Task requirements
Collect the lines of the entries where "баллов" shows up.

Entries
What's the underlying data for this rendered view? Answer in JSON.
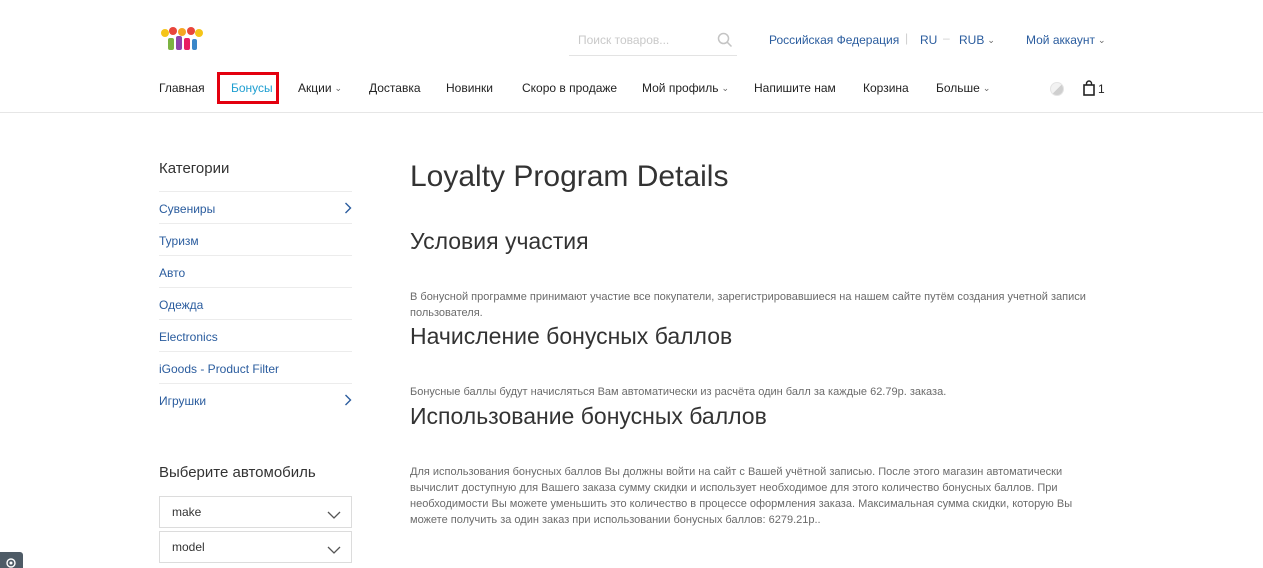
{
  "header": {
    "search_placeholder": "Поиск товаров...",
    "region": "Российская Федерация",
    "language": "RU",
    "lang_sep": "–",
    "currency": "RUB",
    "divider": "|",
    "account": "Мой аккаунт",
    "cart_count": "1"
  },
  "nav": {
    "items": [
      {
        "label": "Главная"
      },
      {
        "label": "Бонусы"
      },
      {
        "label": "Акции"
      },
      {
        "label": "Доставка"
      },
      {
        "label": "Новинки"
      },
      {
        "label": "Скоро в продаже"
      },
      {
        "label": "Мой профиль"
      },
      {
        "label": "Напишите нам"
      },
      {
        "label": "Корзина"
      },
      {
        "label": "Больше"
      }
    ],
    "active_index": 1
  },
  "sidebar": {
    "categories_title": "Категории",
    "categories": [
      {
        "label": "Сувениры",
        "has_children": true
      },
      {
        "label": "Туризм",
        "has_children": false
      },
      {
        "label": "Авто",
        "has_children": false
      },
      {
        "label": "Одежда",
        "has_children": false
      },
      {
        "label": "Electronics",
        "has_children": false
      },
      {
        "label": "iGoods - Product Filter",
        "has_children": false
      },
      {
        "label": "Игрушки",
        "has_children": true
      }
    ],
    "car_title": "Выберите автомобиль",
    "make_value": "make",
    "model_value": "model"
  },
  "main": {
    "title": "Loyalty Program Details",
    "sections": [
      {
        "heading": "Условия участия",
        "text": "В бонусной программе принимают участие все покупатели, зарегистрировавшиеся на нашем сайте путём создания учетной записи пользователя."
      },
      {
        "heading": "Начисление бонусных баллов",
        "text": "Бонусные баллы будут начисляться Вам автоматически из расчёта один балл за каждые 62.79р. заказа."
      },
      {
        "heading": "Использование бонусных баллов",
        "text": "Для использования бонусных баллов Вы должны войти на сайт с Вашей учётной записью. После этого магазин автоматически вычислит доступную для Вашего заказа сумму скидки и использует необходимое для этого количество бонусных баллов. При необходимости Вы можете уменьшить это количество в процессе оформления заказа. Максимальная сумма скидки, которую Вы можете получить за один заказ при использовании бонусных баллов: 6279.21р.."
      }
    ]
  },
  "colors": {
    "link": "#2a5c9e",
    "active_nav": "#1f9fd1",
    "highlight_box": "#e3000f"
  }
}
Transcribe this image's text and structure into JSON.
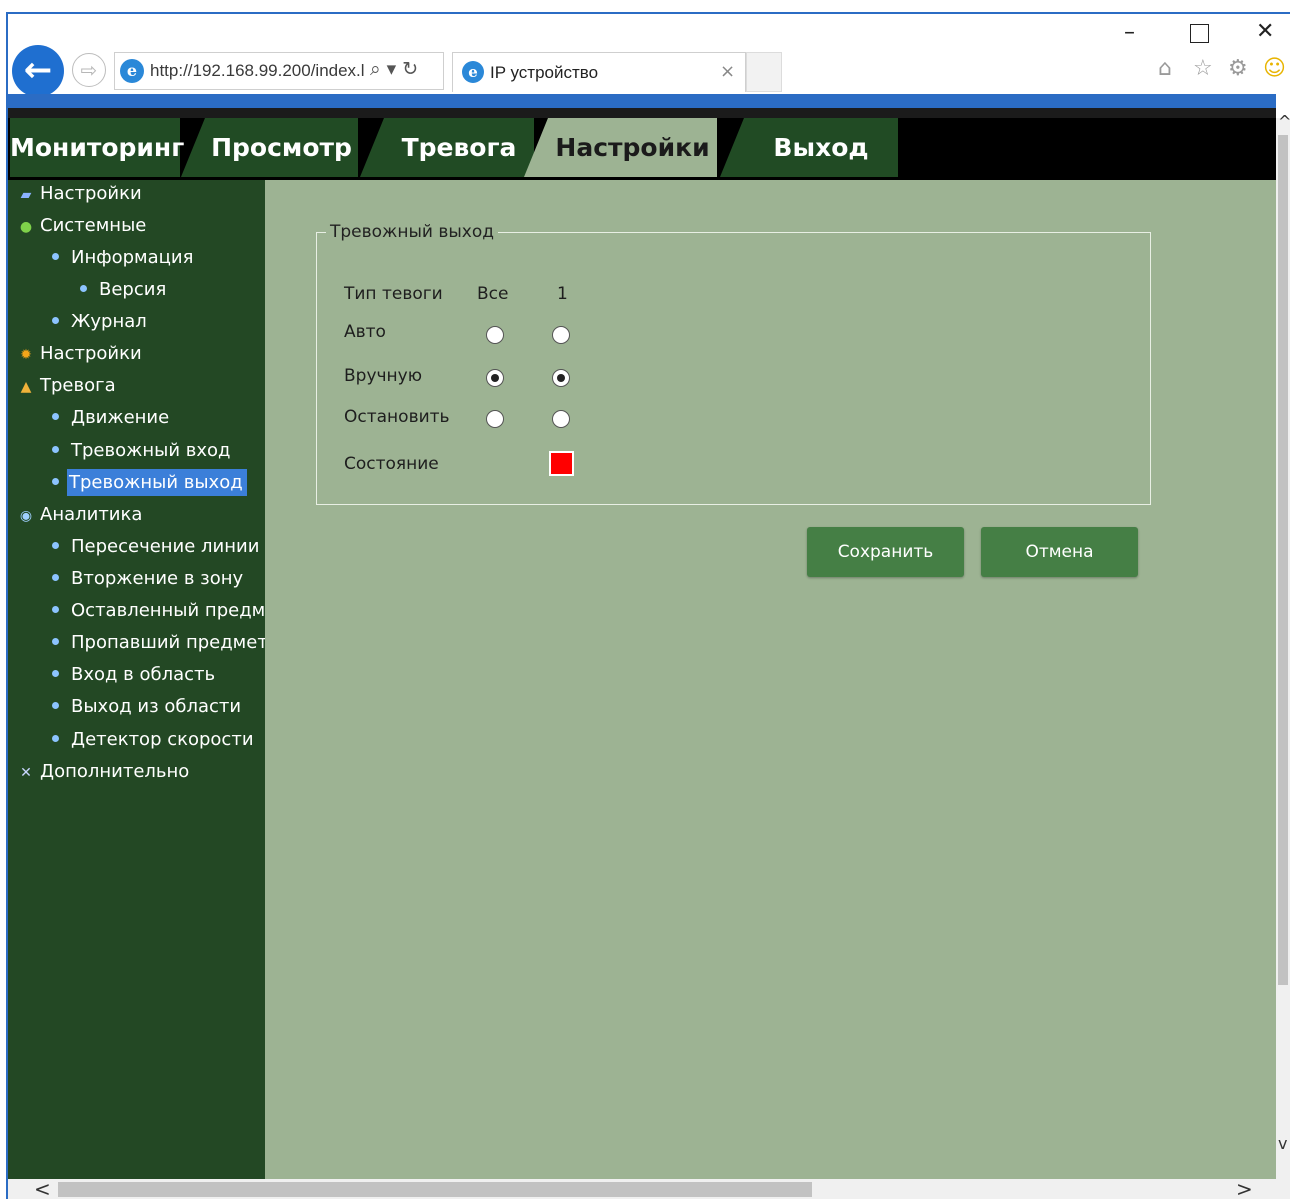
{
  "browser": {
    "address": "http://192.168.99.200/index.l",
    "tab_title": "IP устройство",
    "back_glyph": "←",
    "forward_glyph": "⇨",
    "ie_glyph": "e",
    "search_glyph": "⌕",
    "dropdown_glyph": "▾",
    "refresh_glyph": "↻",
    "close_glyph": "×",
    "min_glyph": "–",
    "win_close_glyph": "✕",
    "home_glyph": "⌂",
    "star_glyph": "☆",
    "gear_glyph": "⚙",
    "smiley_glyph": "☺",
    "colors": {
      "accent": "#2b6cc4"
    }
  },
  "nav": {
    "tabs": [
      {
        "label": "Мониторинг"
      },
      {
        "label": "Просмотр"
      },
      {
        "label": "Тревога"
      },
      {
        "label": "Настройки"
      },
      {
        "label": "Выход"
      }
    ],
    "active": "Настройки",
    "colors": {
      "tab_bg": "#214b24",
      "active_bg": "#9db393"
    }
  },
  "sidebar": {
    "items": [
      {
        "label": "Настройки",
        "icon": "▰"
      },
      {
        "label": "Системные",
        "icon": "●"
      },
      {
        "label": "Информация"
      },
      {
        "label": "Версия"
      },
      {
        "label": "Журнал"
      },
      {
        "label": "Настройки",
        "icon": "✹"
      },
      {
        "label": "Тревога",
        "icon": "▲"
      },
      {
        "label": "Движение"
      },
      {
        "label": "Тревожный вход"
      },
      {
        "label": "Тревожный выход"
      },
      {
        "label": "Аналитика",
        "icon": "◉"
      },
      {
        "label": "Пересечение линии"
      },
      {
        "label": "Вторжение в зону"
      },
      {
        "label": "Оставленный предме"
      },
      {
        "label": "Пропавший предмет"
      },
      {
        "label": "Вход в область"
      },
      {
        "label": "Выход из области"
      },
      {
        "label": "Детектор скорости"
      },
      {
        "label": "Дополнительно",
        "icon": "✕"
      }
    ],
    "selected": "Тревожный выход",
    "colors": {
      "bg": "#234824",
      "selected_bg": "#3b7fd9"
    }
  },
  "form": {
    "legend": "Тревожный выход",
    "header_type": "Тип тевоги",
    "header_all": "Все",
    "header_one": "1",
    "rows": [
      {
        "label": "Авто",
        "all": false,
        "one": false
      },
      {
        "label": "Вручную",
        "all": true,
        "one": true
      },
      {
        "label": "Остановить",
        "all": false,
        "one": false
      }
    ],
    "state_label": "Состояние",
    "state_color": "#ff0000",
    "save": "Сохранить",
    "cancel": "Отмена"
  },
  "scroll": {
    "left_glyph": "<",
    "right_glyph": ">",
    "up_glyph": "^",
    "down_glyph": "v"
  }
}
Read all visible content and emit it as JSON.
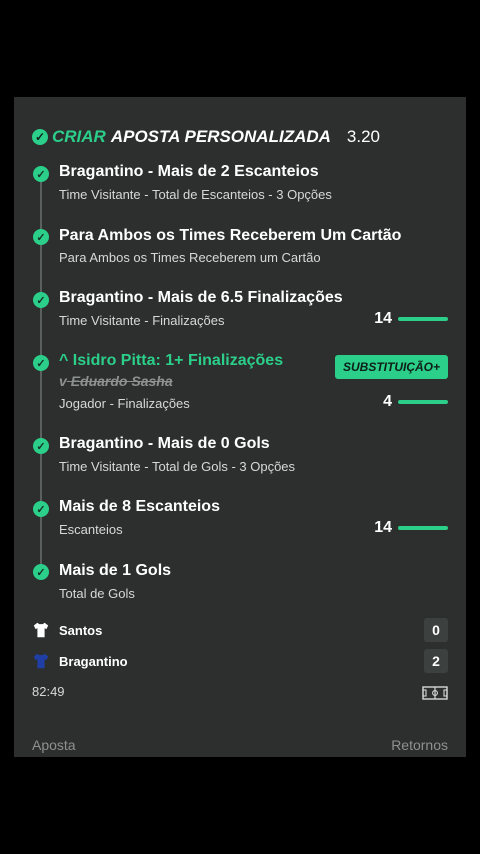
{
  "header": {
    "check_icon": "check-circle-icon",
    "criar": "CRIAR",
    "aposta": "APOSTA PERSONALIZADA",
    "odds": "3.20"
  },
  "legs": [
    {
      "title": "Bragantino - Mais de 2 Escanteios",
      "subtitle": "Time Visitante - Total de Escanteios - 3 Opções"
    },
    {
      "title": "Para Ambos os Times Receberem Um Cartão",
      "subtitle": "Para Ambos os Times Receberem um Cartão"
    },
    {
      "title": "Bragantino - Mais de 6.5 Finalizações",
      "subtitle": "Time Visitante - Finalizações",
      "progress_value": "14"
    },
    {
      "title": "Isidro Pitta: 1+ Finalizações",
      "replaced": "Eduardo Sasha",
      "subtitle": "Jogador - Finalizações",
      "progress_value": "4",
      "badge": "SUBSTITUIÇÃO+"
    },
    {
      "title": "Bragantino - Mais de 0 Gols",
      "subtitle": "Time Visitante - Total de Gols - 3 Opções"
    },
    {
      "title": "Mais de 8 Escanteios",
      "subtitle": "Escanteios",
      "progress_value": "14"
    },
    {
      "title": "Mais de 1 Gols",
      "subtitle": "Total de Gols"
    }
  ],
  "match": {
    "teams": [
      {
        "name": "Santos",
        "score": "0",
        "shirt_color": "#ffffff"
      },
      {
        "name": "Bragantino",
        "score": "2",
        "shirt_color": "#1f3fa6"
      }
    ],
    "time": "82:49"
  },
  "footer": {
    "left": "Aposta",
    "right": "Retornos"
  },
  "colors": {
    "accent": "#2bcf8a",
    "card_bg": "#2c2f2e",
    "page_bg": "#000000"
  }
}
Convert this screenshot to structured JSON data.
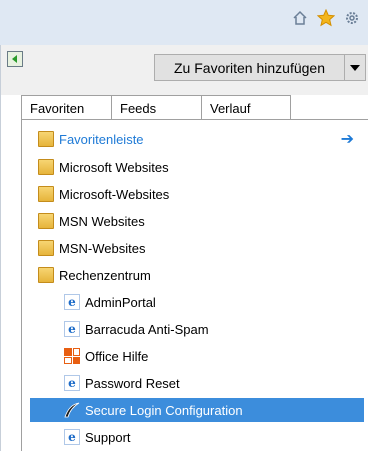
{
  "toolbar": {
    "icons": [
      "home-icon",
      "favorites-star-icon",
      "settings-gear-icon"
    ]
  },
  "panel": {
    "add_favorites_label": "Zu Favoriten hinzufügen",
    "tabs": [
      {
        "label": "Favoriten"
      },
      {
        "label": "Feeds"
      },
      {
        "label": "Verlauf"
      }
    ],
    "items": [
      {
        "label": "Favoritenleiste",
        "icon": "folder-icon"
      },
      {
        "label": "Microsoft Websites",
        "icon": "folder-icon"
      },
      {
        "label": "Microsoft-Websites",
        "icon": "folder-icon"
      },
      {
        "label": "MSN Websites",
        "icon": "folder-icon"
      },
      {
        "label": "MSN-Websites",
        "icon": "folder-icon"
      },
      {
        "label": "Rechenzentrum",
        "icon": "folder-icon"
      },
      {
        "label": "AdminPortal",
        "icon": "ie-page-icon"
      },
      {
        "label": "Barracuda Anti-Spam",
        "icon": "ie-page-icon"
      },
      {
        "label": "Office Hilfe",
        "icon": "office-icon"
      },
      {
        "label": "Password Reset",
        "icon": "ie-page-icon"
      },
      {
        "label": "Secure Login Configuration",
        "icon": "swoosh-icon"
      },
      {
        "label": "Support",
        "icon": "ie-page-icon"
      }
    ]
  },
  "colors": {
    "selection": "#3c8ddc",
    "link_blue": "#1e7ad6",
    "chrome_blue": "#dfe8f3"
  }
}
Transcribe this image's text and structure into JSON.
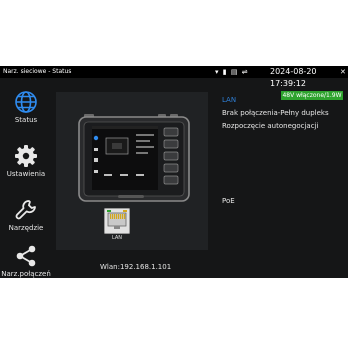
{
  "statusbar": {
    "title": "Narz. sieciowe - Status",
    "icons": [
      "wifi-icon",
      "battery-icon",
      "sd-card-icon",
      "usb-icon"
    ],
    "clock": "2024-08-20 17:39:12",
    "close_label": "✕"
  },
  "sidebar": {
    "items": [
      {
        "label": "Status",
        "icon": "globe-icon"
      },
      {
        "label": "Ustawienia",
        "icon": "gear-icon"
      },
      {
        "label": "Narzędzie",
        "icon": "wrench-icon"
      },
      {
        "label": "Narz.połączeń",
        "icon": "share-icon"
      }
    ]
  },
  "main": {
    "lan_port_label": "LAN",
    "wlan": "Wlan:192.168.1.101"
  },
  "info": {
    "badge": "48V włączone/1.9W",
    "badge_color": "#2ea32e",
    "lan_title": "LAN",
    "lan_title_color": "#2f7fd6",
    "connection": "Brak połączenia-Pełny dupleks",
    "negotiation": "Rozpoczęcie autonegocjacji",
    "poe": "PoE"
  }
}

The response
        "heading": "Начисление бонусных баллов",
        "heading": "Использование бонусных баллов",
        "text": "Для использования бонусных баллов Вы должны войти на сайт с Вашей учётной записью. После этого магазин автоматически вычислит доступную для Вашего заказа сумму скидки и использует необходимое для этого количество бонусных баллов. При необходимости Вы можете уменьшить это количество в процессе оформления заказа. Максимальная сумма скидки, которую Вы можете получить за один заказ при использовании бонусных баллов: 6279.21р.."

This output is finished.